"""

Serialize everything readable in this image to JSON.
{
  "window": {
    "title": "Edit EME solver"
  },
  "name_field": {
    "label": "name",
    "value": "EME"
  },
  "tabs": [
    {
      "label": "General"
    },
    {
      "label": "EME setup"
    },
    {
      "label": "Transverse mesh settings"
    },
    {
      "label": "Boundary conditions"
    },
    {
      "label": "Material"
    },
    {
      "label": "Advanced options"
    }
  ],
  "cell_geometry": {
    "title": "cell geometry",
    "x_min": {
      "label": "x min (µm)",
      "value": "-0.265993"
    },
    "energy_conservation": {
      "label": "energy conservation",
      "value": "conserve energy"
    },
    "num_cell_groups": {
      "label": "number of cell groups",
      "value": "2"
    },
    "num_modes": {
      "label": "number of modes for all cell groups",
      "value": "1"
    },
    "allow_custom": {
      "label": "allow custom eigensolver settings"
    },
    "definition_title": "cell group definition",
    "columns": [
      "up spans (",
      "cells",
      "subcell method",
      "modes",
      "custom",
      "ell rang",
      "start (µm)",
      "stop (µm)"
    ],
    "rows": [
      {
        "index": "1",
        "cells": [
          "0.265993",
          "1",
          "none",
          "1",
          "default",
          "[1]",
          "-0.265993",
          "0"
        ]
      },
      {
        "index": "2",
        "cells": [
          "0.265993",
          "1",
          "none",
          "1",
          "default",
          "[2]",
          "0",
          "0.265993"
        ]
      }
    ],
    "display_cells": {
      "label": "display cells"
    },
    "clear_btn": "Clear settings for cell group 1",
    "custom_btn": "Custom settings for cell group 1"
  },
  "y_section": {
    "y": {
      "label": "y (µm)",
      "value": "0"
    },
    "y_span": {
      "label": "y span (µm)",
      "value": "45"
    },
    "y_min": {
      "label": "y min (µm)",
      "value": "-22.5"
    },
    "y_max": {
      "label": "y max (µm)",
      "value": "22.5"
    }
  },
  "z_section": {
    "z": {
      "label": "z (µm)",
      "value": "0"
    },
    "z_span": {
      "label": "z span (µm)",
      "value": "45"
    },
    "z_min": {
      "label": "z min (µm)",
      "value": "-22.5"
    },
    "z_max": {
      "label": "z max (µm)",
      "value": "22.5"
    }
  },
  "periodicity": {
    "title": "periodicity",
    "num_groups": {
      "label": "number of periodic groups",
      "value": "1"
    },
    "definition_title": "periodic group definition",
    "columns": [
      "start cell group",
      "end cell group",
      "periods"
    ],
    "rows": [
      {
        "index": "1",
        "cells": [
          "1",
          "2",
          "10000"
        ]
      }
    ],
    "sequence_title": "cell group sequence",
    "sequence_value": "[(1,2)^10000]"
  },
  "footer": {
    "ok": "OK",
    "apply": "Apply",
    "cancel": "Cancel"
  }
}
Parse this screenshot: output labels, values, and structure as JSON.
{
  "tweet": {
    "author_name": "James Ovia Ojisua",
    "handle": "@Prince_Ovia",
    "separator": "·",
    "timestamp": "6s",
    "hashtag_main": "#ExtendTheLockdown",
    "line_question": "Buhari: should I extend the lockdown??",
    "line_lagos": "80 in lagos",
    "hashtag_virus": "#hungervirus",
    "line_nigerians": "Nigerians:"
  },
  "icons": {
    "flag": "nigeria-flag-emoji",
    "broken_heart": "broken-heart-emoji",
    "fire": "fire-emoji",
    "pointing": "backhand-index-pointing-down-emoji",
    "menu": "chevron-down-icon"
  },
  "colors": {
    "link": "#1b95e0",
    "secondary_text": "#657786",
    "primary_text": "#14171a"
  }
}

"""

• [Activity]: The response consists of the lines above that contain "index".

• [Exercise answer]:
        "index": "1",
        "index": "2",
        "index": "1",
    "pointing": "backhand-index-pointing-down-emoji",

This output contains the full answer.